* [PROVIDED DATA]:
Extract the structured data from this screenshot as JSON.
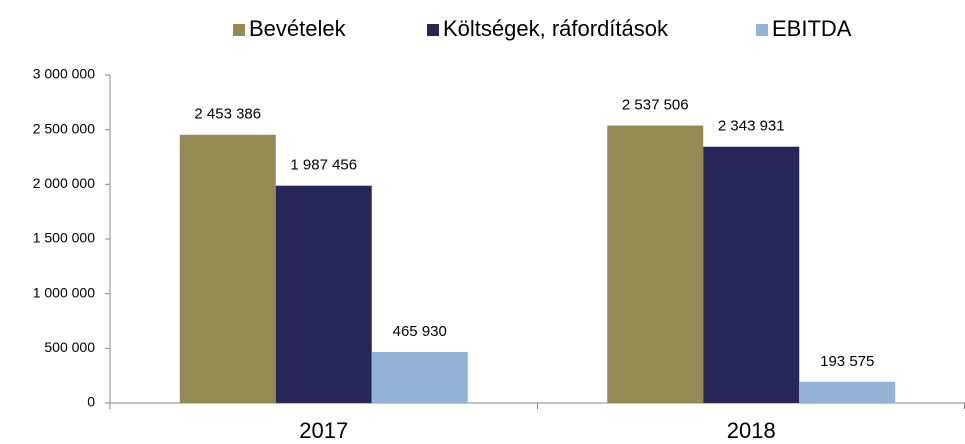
{
  "chart_data": {
    "type": "bar",
    "categories": [
      "2017",
      "2018"
    ],
    "series": [
      {
        "name": "Bevételek",
        "color": "#948a54",
        "values": [
          2453386,
          2537506
        ],
        "value_labels": [
          "2 453 386",
          "2 537 506"
        ]
      },
      {
        "name": "Költségek, ráfordítások",
        "color": "#262659",
        "values": [
          1987456,
          2343931
        ],
        "value_labels": [
          "1 987 456",
          "2 343 931"
        ]
      },
      {
        "name": "EBITDA",
        "color": "#95b3d7",
        "values": [
          465930,
          193575
        ],
        "value_labels": [
          "465 930",
          "193 575"
        ]
      }
    ],
    "ylim": [
      0,
      3000000
    ],
    "yticks": [
      0,
      {
        "value": 500000,
        "label": "500 000"
      },
      {
        "value": 1000000,
        "label": "1 000 000"
      },
      {
        "value": 1500000,
        "label": "1 500 000"
      },
      {
        "value": 2000000,
        "label": "2 000 000"
      },
      {
        "value": 2500000,
        "label": "2 500 000"
      },
      {
        "value": 3000000,
        "label": "3 000 000"
      }
    ],
    "grid": false,
    "legend": "top"
  }
}
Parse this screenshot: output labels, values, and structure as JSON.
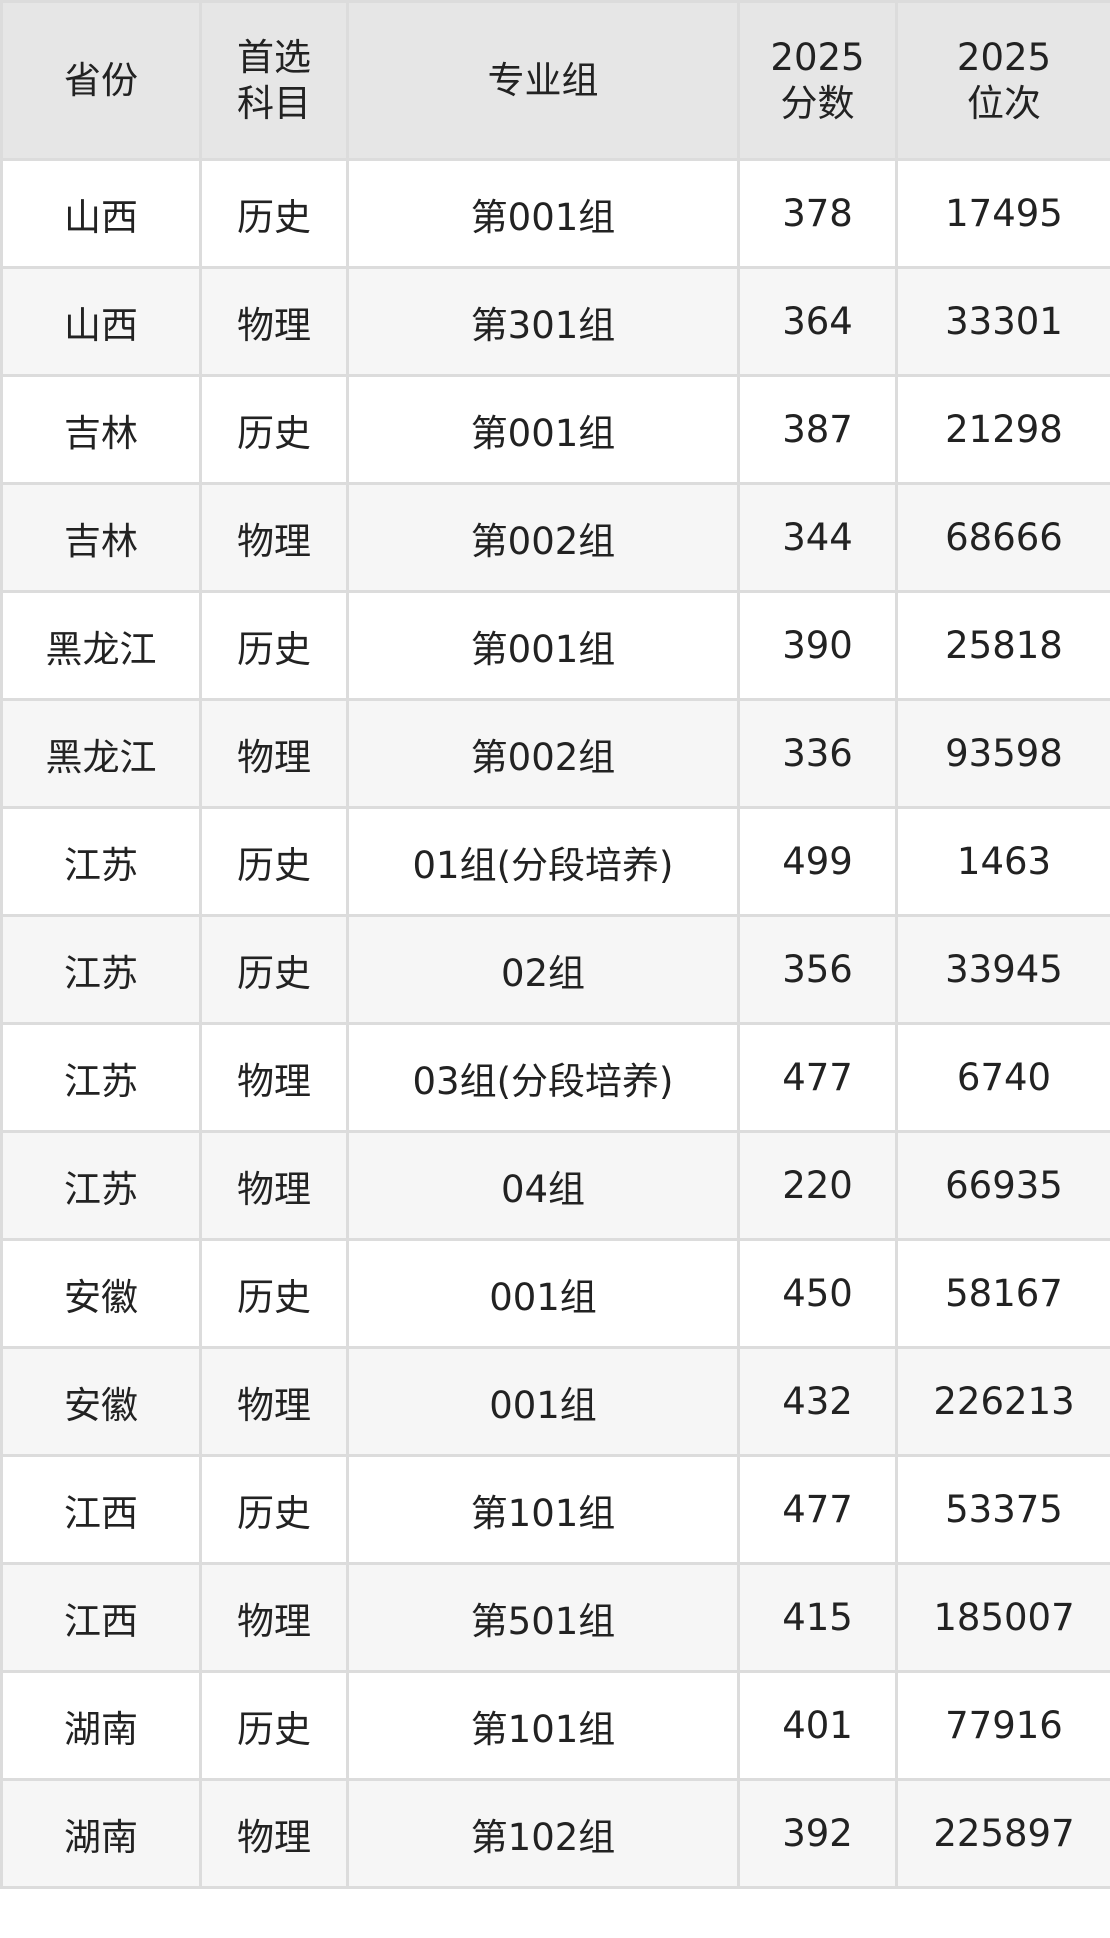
{
  "table": {
    "headers": [
      {
        "lines": [
          "省份"
        ]
      },
      {
        "lines": [
          "首选",
          "科目"
        ]
      },
      {
        "lines": [
          "专业组"
        ]
      },
      {
        "lines": [
          "2025",
          "分数"
        ]
      },
      {
        "lines": [
          "2025",
          "位次"
        ]
      }
    ],
    "rows": [
      [
        "山西",
        "历史",
        "第001组",
        "378",
        "17495"
      ],
      [
        "山西",
        "物理",
        "第301组",
        "364",
        "33301"
      ],
      [
        "吉林",
        "历史",
        "第001组",
        "387",
        "21298"
      ],
      [
        "吉林",
        "物理",
        "第002组",
        "344",
        "68666"
      ],
      [
        "黑龙江",
        "历史",
        "第001组",
        "390",
        "25818"
      ],
      [
        "黑龙江",
        "物理",
        "第002组",
        "336",
        "93598"
      ],
      [
        "江苏",
        "历史",
        "01组(分段培养)",
        "499",
        "1463"
      ],
      [
        "江苏",
        "历史",
        "02组",
        "356",
        "33945"
      ],
      [
        "江苏",
        "物理",
        "03组(分段培养)",
        "477",
        "6740"
      ],
      [
        "江苏",
        "物理",
        "04组",
        "220",
        "66935"
      ],
      [
        "安徽",
        "历史",
        "001组",
        "450",
        "58167"
      ],
      [
        "安徽",
        "物理",
        "001组",
        "432",
        "226213"
      ],
      [
        "江西",
        "历史",
        "第101组",
        "477",
        "53375"
      ],
      [
        "江西",
        "物理",
        "第501组",
        "415",
        "185007"
      ],
      [
        "湖南",
        "历史",
        "第101组",
        "401",
        "77916"
      ],
      [
        "湖南",
        "物理",
        "第102组",
        "392",
        "225897"
      ]
    ]
  },
  "colors": {
    "header_bg": "#e6e6e6",
    "row_alt_bg": "#f6f6f6",
    "border": "#dcdcdc",
    "text": "#222222"
  }
}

* [YOUR OBJECTIVE]:
Copy out each record shown above without alteration, skipping any picture.

* [TASK RESULT]:
Extract the structured data from this screenshot as JSON.
{
  "chart_data": {
    "type": "bar",
    "categories": [
      "2017",
      "2018"
    ],
    "series": [
      {
        "name": "Bevételek",
        "color": "#948a54",
        "values": [
          2453386,
          2537506
        ],
        "value_labels": [
          "2 453 386",
          "2 537 506"
        ]
      },
      {
        "name": "Költségek, ráfordítások",
        "color": "#262659",
        "values": [
          1987456,
          2343931
        ],
        "value_labels": [
          "1 987 456",
          "2 343 931"
        ]
      },
      {
        "name": "EBITDA",
        "color": "#95b3d7",
        "values": [
          465930,
          193575
        ],
        "value_labels": [
          "465 930",
          "193 575"
        ]
      }
    ],
    "ylim": [
      0,
      3000000
    ],
    "yticks": [
      0,
      {
        "value": 500000,
        "label": "500 000"
      },
      {
        "value": 1000000,
        "label": "1 000 000"
      },
      {
        "value": 1500000,
        "label": "1 500 000"
      },
      {
        "value": 2000000,
        "label": "2 000 000"
      },
      {
        "value": 2500000,
        "label": "2 500 000"
      },
      {
        "value": 3000000,
        "label": "3 000 000"
      }
    ],
    "grid": false,
    "legend": "top"
  }
}
Parse this screenshot: output labels, values, and structure as JSON.
{
  "table": {
    "headers": [
      {
        "lines": [
          "省份"
        ]
      },
      {
        "lines": [
          "首选",
          "科目"
        ]
      },
      {
        "lines": [
          "专业组"
        ]
      },
      {
        "lines": [
          "2025",
          "分数"
        ]
      },
      {
        "lines": [
          "2025",
          "位次"
        ]
      }
    ],
    "rows": [
      [
        "山西",
        "历史",
        "第001组",
        "378",
        "17495"
      ],
      [
        "山西",
        "物理",
        "第301组",
        "364",
        "33301"
      ],
      [
        "吉林",
        "历史",
        "第001组",
        "387",
        "21298"
      ],
      [
        "吉林",
        "物理",
        "第002组",
        "344",
        "68666"
      ],
      [
        "黑龙江",
        "历史",
        "第001组",
        "390",
        "25818"
      ],
      [
        "黑龙江",
        "物理",
        "第002组",
        "336",
        "93598"
      ],
      [
        "江苏",
        "历史",
        "01组(分段培养)",
        "499",
        "1463"
      ],
      [
        "江苏",
        "历史",
        "02组",
        "356",
        "33945"
      ],
      [
        "江苏",
        "物理",
        "03组(分段培养)",
        "477",
        "6740"
      ],
      [
        "江苏",
        "物理",
        "04组",
        "220",
        "66935"
      ],
      [
        "安徽",
        "历史",
        "001组",
        "450",
        "58167"
      ],
      [
        "安徽",
        "物理",
        "001组",
        "432",
        "226213"
      ],
      [
        "江西",
        "历史",
        "第101组",
        "477",
        "53375"
      ],
      [
        "江西",
        "物理",
        "第501组",
        "415",
        "185007"
      ],
      [
        "湖南",
        "历史",
        "第101组",
        "401",
        "77916"
      ],
      [
        "湖南",
        "物理",
        "第102组",
        "392",
        "225897"
      ]
    ]
  },
  "colors": {
    "header_bg": "#e6e6e6",
    "row_alt_bg": "#f6f6f6",
    "border": "#dcdcdc",
    "text": "#222222"
  }
}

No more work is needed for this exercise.